EXERCISE OBJECTIVE:
Please retype the data in full and exactly; the pictures are not part of the copy.

Records excerpted from a collection:
·····

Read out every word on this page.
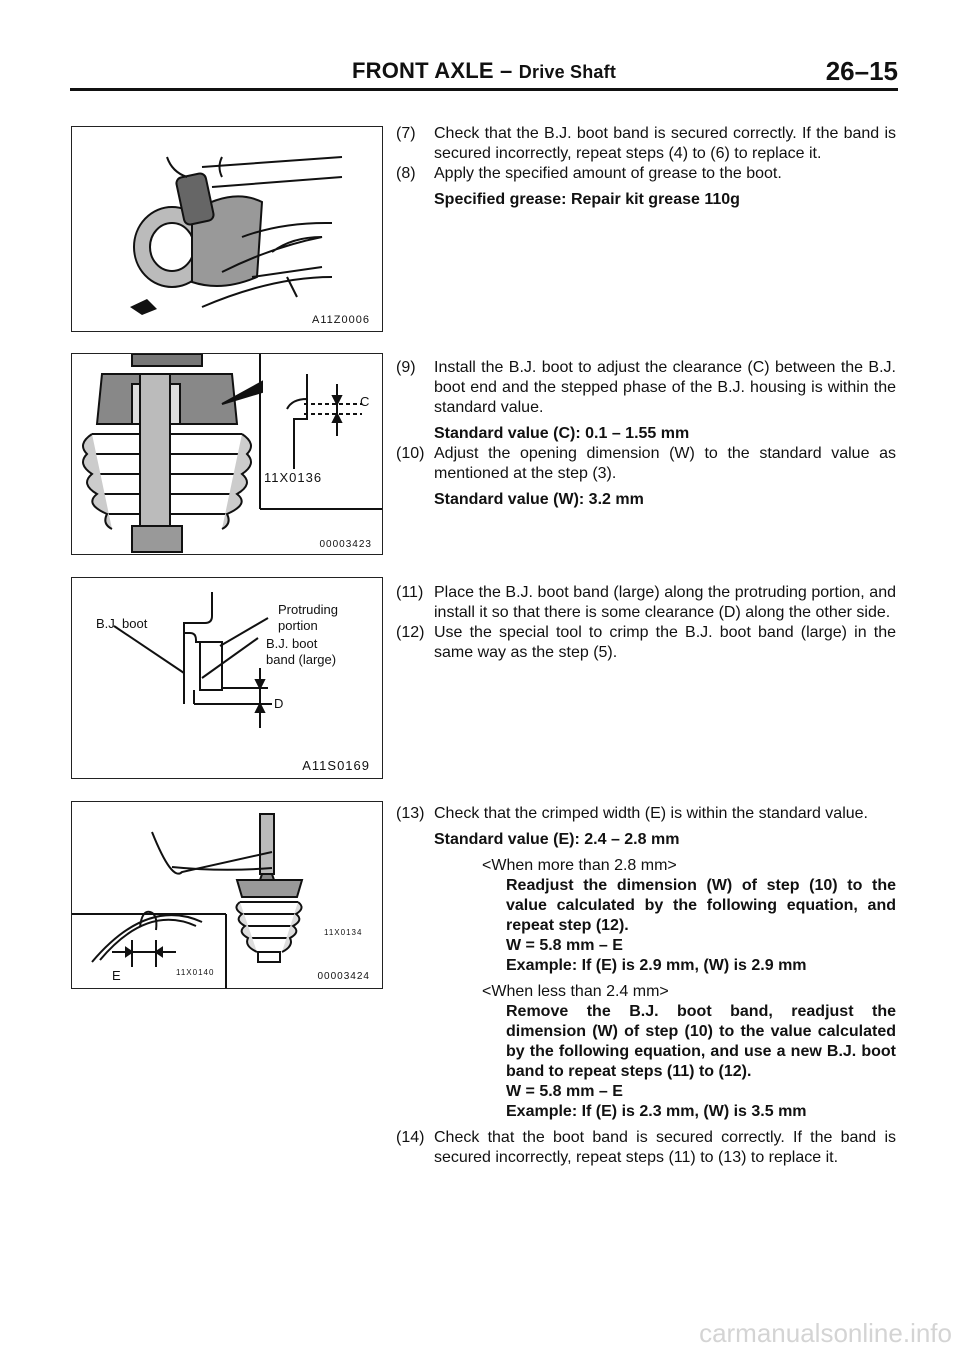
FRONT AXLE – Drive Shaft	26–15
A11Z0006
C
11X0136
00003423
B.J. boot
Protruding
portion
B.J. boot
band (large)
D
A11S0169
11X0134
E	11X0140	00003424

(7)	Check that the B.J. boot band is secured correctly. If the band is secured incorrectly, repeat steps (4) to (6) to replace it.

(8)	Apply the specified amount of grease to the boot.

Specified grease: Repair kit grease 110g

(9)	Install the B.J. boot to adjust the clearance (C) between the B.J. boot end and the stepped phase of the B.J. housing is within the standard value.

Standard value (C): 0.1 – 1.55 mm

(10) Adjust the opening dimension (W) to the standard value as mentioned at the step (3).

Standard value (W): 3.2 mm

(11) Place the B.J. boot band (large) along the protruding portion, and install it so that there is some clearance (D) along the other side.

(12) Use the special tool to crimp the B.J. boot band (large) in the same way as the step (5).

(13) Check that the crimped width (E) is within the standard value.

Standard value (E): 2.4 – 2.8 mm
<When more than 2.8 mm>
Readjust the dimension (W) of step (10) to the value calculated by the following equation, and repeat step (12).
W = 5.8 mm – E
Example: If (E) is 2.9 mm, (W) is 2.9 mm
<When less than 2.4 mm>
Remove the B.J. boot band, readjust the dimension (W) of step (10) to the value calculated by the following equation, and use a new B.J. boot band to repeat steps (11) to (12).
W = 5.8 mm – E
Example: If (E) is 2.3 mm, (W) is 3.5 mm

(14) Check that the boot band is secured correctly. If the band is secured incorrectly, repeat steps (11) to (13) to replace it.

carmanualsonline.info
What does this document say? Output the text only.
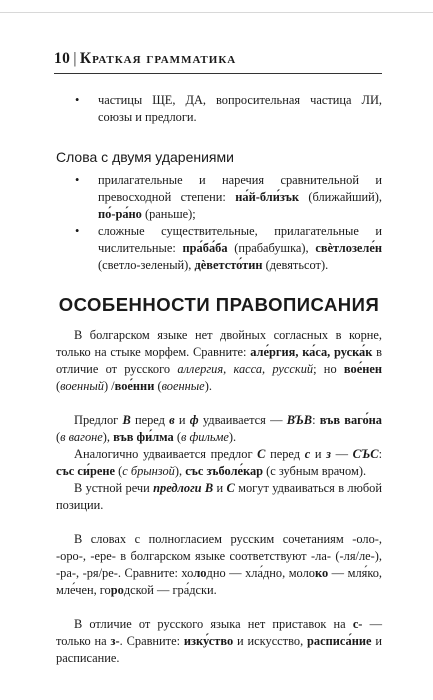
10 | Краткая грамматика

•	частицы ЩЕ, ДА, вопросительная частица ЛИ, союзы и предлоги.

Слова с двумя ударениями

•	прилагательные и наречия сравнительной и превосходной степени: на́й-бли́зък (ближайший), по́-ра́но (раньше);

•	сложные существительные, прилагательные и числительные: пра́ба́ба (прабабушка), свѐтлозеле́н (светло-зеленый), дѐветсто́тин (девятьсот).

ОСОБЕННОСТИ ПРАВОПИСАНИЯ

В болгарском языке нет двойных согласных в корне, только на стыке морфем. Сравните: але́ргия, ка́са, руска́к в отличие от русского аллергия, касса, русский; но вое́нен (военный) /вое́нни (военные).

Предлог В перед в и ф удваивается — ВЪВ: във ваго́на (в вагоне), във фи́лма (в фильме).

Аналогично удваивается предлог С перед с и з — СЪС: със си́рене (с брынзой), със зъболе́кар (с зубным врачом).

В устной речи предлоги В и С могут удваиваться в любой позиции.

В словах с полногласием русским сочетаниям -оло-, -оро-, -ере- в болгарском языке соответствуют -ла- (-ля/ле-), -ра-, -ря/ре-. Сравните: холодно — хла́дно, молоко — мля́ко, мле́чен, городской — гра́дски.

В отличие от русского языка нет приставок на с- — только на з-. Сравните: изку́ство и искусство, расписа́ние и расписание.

·····

EXERCISE SOLUTION:
Read out every word on this page.
FRONT AXLE – Drive Shaft	26–15
A11Z0006
C
11X0136
00003423
B.J. boot
Protruding
portion
B.J. boot
band (large)
D
A11S0169
11X0134
E	11X0140	00003424

(7)	Check that the B.J. boot band is secured correctly. If the band is secured incorrectly, repeat steps (4) to (6) to replace it.

(8)	Apply the specified amount of grease to the boot.

Specified grease: Repair kit grease 110g

(9)	Install the B.J. boot to adjust the clearance (C) between the B.J. boot end and the stepped phase of the B.J. housing is within the standard value.

Standard value (C): 0.1 – 1.55 mm

(10) Adjust the opening dimension (W) to the standard value as mentioned at the step (3).

Standard value (W): 3.2 mm

(11) Place the B.J. boot band (large) along the protruding portion, and install it so that there is some clearance (D) along the other side.

(12) Use the special tool to crimp the B.J. boot band (large) in the same way as the step (5).

(13) Check that the crimped width (E) is within the standard value.

Standard value (E): 2.4 – 2.8 mm
<When more than 2.8 mm>
Readjust the dimension (W) of step (10) to the value calculated by the following equation, and repeat step (12).
W = 5.8 mm – E
Example: If (E) is 2.9 mm, (W) is 2.9 mm
<When less than 2.4 mm>
Remove the B.J. boot band, readjust the dimension (W) of step (10) to the value calculated by the following equation, and use a new B.J. boot band to repeat steps (11) to (12).
W = 5.8 mm – E
Example: If (E) is 2.3 mm, (W) is 3.5 mm

(14) Check that the boot band is secured correctly. If the band is secured incorrectly, repeat steps (11) to (13) to replace it.

carmanualsonline.info
What does this document say? Output the text only.
10 | Краткая грамматика

•	частицы ЩЕ, ДА, вопросительная частица ЛИ, союзы и предлоги.

Слова с двумя ударениями

•	прилагательные и наречия сравнительной и превосходной степени: на́й-бли́зък (ближайший), по́-ра́но (раньше);

•	сложные существительные, прилагательные и числительные: пра́ба́ба (прабабушка), свѐтлозеле́н (светло-зеленый), дѐветсто́тин (девятьсот).

ОСОБЕННОСТИ ПРАВОПИСАНИЯ

В болгарском языке нет двойных согласных в корне, только на стыке морфем. Сравните: але́ргия, ка́са, руска́к в отличие от русского аллергия, касса, русский; но вое́нен (военный) /вое́нни (военные).

Предлог В перед в и ф удваивается — ВЪВ: във ваго́на (в вагоне), във фи́лма (в фильме).

Аналогично удваивается предлог С перед с и з — СЪС: със си́рене (с брынзой), със зъболе́кар (с зубным врачом).

В устной речи предлоги В и С могут удваиваться в любой позиции.

В словах с полногласием русским сочетаниям -оло-, -оро-, -ере- в болгарском языке соответствуют -ла- (-ля/ле-), -ра-, -ря/ре-. Сравните: холодно — хла́дно, молоко — мля́ко, мле́чен, городской — гра́дски.

В отличие от русского языка нет приставок на с- — только на з-. Сравните: изку́ство и искусство, расписа́ние и расписание.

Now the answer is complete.